## Exercise prompt:
All lines holding the string "elar" are to be shown.

## Stored data:
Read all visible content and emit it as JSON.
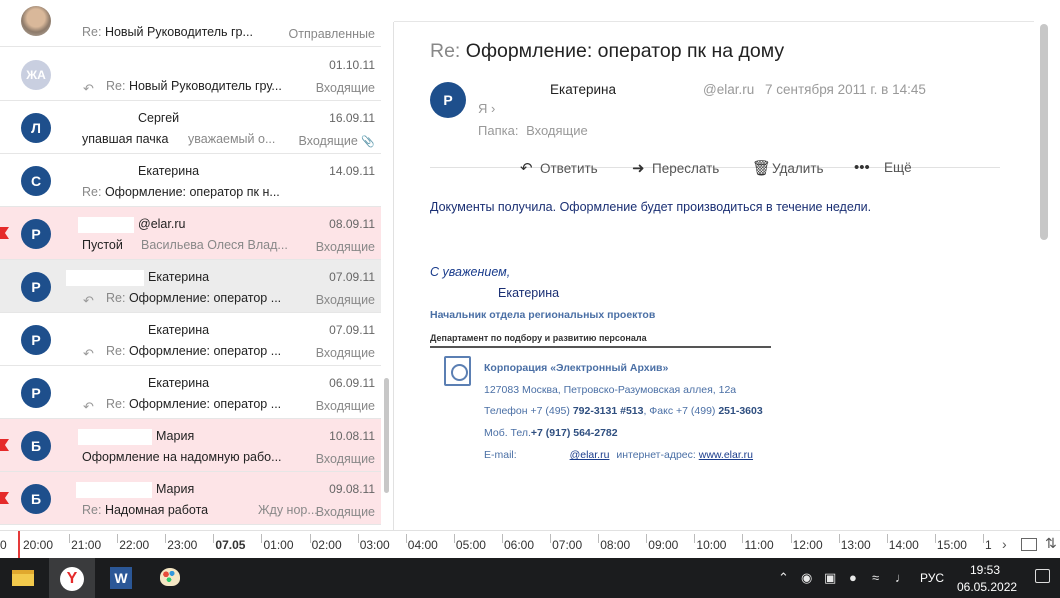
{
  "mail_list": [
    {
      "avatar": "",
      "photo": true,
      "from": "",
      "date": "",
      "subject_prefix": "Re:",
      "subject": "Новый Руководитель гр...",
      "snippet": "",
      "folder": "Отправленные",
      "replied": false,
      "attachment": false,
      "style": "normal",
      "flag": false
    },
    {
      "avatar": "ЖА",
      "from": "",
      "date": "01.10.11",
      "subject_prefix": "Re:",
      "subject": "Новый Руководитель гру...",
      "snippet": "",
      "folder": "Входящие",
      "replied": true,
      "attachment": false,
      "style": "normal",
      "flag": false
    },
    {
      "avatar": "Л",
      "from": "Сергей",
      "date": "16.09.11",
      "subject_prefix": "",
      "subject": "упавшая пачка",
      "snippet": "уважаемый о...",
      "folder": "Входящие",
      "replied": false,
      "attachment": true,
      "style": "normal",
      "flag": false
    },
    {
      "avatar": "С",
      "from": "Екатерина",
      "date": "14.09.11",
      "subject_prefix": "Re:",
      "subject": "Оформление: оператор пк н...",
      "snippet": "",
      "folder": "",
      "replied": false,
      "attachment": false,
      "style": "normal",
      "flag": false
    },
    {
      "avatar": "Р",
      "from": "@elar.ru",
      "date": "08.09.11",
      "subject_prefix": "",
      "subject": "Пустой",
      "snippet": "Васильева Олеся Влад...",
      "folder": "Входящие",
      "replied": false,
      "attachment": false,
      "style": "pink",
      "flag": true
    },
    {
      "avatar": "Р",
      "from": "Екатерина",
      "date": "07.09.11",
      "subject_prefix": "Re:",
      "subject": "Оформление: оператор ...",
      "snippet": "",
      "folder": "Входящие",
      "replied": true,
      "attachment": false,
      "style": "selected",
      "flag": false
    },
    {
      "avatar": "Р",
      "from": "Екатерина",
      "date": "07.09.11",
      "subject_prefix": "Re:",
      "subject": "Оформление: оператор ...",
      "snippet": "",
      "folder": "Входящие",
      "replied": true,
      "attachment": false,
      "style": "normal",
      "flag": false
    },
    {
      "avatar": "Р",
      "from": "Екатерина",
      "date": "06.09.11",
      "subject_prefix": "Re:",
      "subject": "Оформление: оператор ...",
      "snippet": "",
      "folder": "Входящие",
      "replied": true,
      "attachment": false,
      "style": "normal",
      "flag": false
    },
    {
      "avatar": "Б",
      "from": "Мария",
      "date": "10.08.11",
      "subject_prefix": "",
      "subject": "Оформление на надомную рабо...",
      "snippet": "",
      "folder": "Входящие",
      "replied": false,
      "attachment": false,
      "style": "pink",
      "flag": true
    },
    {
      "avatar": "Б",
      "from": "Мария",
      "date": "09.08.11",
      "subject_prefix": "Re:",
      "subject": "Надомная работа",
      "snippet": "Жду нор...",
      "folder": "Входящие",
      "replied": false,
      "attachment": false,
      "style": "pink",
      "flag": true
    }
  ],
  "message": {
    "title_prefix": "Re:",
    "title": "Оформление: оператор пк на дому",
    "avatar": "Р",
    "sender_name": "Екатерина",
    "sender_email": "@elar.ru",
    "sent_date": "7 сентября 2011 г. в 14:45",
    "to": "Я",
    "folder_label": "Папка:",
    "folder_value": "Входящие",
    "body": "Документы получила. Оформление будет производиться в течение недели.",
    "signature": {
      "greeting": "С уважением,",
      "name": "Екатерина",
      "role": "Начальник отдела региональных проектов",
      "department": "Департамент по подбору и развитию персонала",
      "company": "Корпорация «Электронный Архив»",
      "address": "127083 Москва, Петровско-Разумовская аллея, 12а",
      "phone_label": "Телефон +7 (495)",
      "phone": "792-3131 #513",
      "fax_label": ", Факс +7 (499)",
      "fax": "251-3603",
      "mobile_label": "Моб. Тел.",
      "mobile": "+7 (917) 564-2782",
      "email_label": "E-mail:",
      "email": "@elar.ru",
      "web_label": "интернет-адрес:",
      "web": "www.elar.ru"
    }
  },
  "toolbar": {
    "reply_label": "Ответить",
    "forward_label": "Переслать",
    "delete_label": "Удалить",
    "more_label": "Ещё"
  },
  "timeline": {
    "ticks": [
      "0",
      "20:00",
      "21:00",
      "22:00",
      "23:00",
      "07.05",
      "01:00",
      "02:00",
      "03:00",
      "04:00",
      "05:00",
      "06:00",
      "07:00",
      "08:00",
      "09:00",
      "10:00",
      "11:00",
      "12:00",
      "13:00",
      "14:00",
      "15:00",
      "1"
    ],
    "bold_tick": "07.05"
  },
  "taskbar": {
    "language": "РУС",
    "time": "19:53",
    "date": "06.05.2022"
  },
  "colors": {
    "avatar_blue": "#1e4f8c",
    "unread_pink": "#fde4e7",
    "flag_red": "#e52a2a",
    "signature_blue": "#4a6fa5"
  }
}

## Reply to the task:
      "from": "@elar.ru",
    "sender_email": "@elar.ru",
      "email": "@elar.ru",
      "web": "www.elar.ru"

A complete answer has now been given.